• Что нужно сделать:
(a) Ответьте по отрывку на три вопроса:
(i) Как Т. в шутку называл тех, в чей дом он вошел?
(ii) Куда проник национал-социализм?
(iii) Кем, по словам Т., тоже являются национал-социалисты?
(b) Перепишите из отрывка без изменений фрагмент: начните со слов «Ко мне, при» и остановитесь после слов «в политических взглядах.».

• Отрывок текста:

Ко мне, при всем моем прискорбном невежестве в области математики и техники, его привели всесторонние интересы, тяга к образованию и запросы мышления. Он вошел в наш дом, сделался членом семьи, чуть ли не приемным сыном. В шутку, но с большой долей серьезности, он звал нас отцом и матерью. Мы, в свою очередь, приложили руку к его образованию. Он рано женился, но наша сердечная близость ничуть от этого не пострадала. Никому из нас четверых и в голову не могло прийти, что она может когда-нибудь исчезнуть из-за различия в политических взглядах.
А потом в Саксонию проник национал-социализм. Я уловил у Т. первые признаки изменений в его убеждениях. Я спросил, как он может относиться с симпатией к таким людям. «Но ведь они добиваются того же, что и социалисты, — сказал он, — они, в конце концов, тоже рабочая партия». — «Неужели ты не видишь, что они нацелены на войну?» — «Разве что на освободительную войну, которая пойдет на пользу всей народной общности, а значит — рабочим и маленьким людям…»

• Исходные данные:
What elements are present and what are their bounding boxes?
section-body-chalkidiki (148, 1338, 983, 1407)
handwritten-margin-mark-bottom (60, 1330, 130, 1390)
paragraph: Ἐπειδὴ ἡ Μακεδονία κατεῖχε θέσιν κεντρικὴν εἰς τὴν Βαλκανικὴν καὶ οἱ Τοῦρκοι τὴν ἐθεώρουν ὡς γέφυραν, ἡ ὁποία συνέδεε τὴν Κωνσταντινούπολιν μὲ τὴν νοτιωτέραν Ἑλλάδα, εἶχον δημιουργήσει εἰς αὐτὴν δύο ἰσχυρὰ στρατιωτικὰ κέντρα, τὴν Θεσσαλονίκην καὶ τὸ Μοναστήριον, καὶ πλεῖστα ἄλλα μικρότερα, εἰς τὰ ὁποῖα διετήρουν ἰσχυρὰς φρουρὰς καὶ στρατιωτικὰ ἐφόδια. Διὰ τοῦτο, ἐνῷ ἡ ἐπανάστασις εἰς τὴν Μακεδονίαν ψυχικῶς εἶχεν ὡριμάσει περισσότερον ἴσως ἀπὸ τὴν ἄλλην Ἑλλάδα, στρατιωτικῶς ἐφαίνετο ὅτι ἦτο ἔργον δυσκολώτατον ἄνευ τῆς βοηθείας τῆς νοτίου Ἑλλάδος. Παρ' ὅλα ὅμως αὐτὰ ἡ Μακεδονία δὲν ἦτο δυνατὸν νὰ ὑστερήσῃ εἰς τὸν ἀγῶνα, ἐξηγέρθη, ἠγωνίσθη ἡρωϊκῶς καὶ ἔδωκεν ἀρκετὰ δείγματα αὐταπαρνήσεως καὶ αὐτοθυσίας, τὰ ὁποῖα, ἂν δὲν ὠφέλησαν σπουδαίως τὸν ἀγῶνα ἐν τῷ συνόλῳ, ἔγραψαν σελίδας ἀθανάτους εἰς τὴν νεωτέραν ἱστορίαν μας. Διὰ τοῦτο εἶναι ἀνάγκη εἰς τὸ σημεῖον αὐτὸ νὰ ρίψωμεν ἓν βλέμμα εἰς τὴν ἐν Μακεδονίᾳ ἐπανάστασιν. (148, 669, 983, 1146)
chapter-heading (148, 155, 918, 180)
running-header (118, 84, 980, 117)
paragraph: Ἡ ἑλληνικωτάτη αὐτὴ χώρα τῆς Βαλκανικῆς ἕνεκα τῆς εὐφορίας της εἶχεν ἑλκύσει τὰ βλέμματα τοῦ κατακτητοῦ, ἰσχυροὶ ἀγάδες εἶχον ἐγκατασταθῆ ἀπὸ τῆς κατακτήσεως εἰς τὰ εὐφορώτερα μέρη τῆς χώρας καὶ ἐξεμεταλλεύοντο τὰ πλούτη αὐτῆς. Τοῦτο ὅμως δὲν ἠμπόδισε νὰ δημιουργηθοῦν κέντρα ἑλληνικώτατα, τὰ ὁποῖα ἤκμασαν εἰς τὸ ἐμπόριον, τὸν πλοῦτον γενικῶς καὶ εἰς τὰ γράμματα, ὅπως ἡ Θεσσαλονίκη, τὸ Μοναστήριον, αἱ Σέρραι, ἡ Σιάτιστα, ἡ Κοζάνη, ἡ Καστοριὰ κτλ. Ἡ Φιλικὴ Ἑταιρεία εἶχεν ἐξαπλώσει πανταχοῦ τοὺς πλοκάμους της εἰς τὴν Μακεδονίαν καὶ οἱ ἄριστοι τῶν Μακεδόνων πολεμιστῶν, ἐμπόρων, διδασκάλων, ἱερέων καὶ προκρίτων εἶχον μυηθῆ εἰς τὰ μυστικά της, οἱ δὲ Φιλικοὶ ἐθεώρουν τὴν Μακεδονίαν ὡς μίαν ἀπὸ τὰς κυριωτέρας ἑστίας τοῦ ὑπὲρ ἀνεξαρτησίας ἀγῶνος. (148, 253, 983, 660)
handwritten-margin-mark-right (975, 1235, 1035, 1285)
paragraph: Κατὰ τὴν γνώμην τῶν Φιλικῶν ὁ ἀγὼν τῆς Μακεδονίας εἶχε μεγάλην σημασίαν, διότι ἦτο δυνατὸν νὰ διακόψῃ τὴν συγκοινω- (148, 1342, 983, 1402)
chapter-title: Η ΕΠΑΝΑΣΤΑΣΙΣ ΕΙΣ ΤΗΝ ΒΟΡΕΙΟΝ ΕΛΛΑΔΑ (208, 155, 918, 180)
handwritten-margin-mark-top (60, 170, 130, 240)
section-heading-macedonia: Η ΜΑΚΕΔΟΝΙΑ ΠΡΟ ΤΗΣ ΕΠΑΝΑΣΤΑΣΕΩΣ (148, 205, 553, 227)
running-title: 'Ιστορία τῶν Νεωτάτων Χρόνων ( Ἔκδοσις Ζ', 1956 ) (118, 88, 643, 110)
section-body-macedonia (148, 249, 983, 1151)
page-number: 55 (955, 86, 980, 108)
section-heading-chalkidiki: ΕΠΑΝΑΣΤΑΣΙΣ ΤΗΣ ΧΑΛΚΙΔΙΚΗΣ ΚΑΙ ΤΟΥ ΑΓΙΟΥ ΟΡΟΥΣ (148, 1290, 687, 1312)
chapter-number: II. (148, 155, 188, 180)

• Ответы к заданиям:
(a)
(i) Отцом и матерью.
(ii) В Саксонию.
(iii) Рабочей партией.

(b)
Ко мне, при всем моем прискорбном невежестве в области математики и техники, его привели всесторонние интересы, тяга к образованию и запросы мышления. Он вошел в наш дом, сделался членом семьи, чуть ли не приемным сыном. В шутку, но с большой долей серьезности, он звал нас отцом и матерью. Мы, в свою очередь, приложили руку к его образованию. Он рано женился, но наша сердечная близость ничуть от этого не пострадала. Никому из нас четверых и в голову не могло прийти, что она может когда-нибудь исчезнуть из-за различия в политических взглядах.